## Task directions
Extract every line of the material that contains the word "Norge", matching case exactly.

## Data to process
━━━━
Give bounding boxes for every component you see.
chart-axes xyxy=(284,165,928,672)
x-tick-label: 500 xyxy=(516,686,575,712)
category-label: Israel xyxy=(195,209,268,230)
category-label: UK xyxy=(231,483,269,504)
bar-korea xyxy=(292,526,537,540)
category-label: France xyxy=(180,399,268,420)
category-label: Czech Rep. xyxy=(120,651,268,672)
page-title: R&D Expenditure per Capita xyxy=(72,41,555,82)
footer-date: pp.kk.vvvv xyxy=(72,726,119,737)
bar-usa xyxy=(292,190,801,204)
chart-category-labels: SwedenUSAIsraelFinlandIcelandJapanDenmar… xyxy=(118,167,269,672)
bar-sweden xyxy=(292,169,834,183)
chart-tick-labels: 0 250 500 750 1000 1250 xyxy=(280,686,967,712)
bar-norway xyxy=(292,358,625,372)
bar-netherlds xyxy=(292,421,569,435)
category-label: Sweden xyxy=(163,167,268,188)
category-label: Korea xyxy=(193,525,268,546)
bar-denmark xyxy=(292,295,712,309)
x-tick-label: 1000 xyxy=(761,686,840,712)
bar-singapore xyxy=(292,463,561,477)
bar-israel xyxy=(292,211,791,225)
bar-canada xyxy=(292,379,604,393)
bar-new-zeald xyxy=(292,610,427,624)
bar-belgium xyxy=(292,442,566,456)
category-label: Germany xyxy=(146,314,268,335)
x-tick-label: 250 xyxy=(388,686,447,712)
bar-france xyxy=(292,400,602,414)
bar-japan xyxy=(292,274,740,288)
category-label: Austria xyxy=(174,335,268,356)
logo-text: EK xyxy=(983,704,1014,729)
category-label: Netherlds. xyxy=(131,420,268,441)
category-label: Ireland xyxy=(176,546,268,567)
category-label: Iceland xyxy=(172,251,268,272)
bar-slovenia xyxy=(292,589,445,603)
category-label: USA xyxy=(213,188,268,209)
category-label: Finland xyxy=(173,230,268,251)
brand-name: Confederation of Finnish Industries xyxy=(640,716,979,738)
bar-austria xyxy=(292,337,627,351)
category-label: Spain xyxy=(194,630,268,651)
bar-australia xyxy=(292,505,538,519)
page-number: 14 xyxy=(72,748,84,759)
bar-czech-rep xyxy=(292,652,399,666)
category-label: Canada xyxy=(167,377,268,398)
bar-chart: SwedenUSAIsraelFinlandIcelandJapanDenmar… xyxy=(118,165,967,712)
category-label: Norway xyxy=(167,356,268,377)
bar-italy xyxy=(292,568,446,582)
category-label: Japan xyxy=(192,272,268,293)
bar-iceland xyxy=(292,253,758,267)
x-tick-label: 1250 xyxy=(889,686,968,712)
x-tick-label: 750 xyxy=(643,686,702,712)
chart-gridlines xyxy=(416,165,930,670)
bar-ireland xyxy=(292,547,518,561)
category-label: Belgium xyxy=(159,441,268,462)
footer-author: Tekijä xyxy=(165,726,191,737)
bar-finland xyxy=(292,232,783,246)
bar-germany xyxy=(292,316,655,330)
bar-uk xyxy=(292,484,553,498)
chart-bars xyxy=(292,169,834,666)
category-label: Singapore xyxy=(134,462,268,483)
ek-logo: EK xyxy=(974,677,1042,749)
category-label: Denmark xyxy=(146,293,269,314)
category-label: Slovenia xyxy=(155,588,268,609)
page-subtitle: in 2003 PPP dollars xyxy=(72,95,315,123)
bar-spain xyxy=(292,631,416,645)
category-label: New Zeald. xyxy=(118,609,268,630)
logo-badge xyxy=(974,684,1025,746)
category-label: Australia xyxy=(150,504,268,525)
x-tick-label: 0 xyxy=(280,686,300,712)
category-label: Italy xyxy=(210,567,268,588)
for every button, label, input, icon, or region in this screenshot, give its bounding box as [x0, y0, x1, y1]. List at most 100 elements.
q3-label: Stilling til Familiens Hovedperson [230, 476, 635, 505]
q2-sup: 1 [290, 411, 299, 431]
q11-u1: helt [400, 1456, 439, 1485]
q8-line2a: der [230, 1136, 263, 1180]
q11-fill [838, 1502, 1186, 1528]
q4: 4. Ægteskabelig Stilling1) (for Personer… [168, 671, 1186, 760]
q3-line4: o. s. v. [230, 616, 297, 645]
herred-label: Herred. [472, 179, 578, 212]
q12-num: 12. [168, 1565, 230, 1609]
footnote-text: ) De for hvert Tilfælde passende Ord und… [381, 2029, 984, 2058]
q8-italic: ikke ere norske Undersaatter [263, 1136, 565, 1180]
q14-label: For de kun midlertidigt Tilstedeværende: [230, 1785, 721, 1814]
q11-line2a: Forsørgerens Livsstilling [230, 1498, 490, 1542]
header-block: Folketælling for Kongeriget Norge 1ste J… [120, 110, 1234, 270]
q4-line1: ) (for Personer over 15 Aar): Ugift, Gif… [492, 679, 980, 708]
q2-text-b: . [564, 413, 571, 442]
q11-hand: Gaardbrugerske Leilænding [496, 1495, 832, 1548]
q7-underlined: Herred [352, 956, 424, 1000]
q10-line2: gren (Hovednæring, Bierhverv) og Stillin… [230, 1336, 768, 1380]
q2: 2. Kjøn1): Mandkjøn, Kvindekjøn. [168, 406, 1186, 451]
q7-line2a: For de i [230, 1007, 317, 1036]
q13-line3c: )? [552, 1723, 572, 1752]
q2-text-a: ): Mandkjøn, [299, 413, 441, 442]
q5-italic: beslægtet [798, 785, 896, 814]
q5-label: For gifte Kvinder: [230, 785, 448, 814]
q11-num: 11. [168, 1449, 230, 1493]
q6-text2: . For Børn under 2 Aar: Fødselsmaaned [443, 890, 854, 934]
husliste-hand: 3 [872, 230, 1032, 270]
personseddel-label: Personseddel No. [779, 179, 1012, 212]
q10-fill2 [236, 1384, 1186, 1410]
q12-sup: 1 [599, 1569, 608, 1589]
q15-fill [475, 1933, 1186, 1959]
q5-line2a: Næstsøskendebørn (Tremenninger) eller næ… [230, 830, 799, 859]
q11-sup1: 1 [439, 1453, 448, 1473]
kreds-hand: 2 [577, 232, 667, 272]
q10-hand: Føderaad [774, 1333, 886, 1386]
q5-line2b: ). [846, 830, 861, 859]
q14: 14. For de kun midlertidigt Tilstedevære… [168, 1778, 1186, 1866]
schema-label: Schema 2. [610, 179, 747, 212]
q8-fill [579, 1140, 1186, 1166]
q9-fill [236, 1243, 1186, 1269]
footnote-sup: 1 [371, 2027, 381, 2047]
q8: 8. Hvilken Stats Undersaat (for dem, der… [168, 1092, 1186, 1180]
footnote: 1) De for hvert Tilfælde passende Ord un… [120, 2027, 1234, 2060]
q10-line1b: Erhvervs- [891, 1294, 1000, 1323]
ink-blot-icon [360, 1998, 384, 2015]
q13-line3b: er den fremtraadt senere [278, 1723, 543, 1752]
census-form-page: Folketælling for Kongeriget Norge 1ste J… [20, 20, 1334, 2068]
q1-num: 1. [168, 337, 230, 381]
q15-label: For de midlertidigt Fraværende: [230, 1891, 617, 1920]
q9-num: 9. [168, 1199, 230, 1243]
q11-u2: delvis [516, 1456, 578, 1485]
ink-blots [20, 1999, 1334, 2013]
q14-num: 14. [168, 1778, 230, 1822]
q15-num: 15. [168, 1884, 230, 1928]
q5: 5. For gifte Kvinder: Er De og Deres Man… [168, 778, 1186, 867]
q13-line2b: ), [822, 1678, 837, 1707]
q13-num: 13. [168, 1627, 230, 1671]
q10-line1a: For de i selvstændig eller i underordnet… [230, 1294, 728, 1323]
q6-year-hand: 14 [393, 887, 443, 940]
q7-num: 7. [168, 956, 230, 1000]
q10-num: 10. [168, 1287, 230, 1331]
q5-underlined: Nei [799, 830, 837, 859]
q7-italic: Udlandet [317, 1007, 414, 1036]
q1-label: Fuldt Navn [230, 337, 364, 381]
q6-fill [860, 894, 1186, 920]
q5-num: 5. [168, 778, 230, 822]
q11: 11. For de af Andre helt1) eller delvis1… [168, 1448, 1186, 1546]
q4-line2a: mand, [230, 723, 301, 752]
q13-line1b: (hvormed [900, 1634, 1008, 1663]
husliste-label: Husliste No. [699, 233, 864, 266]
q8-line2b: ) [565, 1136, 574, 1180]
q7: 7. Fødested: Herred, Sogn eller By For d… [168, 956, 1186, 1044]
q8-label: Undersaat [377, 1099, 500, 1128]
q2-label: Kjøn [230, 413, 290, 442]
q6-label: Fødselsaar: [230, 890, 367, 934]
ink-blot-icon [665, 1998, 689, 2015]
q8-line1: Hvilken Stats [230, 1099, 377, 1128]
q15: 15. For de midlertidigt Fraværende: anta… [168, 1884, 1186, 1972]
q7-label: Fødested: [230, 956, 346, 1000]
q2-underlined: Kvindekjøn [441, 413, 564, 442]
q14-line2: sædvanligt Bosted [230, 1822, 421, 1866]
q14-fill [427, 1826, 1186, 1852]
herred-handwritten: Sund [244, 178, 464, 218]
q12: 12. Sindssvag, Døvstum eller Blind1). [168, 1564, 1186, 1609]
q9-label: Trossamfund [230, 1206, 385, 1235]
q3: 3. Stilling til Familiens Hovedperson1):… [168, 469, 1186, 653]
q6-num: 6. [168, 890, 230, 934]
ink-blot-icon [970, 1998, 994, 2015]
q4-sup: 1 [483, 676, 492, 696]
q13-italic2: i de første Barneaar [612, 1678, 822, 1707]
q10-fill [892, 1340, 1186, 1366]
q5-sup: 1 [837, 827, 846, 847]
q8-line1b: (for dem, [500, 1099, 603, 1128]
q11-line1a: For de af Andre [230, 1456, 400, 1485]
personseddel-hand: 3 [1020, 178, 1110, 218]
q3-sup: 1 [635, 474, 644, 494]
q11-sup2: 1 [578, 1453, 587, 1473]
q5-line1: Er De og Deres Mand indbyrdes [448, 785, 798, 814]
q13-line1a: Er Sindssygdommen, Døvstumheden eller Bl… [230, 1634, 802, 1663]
━━━━
## Expected answer
header-block: Folketælling for Kongeriget Norge 1ste J… [120, 110, 1234, 270]
census-form-page: Folketælling for Kongeriget Norge 1ste J… [20, 20, 1334, 2068]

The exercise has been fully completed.